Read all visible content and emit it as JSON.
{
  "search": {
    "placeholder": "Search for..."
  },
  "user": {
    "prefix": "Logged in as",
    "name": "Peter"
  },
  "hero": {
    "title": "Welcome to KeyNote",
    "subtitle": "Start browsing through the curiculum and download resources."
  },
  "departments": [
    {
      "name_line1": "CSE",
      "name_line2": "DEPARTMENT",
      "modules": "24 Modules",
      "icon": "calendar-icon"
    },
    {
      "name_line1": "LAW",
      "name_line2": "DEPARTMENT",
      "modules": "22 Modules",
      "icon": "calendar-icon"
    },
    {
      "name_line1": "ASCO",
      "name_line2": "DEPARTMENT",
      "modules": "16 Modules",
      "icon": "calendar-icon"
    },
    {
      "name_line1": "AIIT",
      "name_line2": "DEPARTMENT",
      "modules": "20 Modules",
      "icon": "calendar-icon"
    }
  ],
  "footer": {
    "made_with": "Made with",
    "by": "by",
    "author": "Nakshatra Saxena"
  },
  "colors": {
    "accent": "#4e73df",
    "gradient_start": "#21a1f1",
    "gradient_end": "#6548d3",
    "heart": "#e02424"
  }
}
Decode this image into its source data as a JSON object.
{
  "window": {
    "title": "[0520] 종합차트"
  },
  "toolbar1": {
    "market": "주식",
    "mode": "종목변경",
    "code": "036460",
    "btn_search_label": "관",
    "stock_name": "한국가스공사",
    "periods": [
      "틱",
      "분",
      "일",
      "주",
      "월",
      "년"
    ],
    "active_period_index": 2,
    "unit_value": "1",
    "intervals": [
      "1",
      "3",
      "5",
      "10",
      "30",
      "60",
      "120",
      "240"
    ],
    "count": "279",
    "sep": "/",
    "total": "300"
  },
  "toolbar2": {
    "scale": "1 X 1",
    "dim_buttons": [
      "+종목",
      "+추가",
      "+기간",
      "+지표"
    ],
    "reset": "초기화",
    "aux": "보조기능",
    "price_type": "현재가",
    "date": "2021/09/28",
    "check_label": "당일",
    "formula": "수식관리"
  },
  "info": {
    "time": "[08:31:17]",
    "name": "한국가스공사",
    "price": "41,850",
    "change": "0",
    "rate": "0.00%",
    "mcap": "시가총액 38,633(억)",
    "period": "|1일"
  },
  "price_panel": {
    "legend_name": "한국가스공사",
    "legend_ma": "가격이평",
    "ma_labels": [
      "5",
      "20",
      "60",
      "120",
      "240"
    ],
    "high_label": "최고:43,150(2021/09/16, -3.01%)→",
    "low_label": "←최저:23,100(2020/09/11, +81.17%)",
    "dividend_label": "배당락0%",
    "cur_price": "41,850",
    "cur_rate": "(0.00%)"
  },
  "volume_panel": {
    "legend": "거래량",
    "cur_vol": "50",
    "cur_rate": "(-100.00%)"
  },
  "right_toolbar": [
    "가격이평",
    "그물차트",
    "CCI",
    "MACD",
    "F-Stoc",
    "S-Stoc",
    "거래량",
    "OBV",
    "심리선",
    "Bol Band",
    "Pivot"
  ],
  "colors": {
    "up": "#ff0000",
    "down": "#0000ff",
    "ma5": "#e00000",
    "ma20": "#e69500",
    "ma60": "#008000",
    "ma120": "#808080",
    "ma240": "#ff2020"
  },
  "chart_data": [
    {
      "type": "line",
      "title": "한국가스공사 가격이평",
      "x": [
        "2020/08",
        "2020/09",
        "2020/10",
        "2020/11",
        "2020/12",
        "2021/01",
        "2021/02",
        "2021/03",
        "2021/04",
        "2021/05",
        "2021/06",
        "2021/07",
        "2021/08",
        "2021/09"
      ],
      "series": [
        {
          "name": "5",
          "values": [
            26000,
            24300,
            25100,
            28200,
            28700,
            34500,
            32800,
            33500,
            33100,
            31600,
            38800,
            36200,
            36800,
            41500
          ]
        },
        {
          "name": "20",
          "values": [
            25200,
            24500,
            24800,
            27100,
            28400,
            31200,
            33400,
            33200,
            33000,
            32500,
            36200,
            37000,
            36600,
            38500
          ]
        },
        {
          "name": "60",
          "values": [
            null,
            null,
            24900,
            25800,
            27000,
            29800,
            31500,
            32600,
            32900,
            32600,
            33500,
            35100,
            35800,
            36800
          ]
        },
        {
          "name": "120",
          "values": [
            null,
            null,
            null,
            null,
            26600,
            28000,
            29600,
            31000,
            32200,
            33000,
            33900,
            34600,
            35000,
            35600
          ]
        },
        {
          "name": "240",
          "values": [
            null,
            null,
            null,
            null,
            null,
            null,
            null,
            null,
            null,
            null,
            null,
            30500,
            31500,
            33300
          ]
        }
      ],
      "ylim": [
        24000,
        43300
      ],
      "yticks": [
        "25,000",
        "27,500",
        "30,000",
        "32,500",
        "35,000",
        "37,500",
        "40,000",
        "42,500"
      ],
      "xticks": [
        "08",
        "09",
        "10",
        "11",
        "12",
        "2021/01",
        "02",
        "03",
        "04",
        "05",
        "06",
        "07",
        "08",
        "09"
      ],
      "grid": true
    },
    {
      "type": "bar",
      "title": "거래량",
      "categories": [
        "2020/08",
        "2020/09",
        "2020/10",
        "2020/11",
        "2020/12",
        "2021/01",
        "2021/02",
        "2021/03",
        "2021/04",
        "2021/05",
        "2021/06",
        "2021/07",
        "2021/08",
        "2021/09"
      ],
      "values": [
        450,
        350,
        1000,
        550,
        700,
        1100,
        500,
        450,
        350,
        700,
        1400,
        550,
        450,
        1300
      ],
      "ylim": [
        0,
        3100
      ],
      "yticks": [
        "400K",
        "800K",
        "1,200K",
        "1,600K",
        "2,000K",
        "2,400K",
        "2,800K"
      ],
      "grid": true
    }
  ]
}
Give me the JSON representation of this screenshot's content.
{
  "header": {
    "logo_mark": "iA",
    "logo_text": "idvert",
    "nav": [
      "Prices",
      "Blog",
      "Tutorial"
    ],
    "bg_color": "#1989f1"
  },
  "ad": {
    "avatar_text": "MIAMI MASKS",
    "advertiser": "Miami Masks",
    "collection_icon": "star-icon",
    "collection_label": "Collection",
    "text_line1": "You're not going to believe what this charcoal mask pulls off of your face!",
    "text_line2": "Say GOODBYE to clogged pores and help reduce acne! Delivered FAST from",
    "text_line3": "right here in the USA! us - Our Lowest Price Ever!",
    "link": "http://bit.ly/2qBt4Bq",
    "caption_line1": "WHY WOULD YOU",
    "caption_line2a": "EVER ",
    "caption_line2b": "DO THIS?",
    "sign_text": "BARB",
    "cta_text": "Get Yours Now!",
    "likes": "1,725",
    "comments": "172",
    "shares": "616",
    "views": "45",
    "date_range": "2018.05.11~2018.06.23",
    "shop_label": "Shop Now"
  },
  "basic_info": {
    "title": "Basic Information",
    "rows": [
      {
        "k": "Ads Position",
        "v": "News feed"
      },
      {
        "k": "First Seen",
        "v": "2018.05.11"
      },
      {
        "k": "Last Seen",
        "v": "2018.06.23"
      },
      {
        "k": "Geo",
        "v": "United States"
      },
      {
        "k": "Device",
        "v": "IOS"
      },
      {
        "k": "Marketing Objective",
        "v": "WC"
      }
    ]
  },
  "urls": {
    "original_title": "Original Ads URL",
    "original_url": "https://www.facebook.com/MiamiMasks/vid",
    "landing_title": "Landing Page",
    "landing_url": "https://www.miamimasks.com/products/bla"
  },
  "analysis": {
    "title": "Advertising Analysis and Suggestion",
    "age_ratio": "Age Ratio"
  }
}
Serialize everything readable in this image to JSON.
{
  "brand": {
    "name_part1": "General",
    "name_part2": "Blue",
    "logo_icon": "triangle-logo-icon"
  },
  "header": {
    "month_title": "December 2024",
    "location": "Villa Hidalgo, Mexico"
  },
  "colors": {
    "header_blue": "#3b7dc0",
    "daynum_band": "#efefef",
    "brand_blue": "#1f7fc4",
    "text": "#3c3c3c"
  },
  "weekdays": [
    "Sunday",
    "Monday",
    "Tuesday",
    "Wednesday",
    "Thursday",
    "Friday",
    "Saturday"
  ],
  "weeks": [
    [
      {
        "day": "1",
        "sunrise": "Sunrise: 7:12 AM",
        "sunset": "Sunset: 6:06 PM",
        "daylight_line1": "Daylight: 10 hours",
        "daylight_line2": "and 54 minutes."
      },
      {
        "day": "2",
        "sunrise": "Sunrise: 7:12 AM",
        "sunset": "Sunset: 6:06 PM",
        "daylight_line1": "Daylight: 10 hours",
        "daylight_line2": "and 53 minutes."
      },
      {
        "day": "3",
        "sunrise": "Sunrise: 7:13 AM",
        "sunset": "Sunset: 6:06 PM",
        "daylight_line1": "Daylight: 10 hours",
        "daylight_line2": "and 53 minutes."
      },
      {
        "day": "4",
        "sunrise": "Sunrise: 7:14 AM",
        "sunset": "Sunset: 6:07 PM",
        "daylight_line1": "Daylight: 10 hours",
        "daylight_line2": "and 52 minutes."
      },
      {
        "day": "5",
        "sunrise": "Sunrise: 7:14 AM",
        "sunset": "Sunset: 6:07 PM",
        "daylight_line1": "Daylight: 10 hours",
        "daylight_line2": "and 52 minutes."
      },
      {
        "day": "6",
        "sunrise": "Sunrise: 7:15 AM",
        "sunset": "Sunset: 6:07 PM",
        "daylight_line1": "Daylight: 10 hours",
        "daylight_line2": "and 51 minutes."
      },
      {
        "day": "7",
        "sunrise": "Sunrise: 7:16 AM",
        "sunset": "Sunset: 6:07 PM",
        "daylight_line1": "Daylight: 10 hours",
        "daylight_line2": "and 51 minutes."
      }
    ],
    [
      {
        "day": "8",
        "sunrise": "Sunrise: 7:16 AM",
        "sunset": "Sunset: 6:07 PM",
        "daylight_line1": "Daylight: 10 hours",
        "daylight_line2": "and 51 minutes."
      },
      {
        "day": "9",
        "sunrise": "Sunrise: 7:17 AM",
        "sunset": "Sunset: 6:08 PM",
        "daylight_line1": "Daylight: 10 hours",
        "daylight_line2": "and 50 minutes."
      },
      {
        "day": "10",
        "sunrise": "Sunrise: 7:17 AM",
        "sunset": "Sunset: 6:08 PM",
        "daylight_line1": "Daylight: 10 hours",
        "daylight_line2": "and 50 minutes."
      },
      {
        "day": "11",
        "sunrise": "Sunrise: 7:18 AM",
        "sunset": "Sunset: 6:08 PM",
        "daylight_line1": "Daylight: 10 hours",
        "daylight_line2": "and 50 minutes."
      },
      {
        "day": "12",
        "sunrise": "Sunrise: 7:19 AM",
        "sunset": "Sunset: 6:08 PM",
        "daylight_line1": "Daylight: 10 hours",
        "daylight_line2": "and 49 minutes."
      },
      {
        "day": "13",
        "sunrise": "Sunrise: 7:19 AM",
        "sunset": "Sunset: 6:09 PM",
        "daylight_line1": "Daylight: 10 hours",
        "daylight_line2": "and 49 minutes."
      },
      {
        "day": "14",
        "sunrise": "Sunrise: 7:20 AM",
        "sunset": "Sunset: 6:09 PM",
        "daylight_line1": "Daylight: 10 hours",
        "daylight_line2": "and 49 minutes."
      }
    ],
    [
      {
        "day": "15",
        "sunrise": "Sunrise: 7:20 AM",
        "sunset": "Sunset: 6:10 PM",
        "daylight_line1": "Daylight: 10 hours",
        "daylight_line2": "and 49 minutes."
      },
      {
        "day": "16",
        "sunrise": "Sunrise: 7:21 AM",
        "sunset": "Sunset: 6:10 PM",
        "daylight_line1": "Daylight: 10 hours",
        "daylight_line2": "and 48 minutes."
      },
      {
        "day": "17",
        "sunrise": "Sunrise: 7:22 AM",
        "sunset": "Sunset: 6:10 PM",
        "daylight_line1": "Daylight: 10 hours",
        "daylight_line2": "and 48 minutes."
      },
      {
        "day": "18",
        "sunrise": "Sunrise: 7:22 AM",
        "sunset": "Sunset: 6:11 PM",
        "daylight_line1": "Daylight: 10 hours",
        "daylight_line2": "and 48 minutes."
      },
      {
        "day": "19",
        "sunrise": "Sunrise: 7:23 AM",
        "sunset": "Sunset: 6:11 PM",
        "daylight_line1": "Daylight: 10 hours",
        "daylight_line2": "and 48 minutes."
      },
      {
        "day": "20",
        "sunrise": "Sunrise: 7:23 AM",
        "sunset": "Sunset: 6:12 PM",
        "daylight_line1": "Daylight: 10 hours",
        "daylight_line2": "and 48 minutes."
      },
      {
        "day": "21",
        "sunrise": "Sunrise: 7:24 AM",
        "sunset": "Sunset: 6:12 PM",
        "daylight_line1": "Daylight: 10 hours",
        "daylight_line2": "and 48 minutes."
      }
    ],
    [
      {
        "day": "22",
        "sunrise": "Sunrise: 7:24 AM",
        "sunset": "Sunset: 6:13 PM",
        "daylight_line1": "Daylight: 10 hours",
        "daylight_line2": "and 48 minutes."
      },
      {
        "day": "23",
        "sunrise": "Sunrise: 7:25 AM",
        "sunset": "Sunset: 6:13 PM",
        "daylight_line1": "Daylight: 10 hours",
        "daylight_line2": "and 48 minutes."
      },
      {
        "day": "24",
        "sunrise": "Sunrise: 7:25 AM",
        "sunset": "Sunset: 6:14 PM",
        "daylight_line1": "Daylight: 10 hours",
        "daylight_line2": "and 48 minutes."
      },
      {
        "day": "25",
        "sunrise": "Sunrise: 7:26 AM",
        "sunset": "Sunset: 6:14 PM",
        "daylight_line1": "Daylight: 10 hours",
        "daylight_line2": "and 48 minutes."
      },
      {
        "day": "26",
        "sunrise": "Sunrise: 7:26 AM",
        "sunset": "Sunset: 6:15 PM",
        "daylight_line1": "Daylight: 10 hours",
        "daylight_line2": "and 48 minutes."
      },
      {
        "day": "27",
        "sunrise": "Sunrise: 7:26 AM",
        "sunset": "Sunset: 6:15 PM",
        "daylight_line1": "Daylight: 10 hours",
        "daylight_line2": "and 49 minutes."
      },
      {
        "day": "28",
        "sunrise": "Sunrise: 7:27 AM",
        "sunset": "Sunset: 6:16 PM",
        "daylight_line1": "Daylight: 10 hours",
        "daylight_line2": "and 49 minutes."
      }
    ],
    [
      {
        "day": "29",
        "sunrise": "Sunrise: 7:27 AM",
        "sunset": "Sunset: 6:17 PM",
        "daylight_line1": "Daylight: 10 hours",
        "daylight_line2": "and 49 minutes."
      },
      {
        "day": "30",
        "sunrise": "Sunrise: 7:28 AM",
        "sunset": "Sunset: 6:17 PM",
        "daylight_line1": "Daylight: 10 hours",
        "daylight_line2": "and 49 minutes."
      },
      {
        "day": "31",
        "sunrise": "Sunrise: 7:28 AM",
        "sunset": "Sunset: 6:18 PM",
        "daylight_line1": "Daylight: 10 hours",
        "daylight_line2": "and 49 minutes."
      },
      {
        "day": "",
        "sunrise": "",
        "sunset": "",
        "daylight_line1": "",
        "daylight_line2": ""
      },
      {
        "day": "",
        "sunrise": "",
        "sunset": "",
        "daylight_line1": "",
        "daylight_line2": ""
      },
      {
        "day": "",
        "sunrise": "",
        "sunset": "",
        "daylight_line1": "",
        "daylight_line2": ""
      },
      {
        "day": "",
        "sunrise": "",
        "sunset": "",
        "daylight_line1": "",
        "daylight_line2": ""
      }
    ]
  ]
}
# # #
YOUR TASK.
Only the number is wanted: how many lines above include the word "Modules"?

SOLUTION TO THIS PROBLEM.
4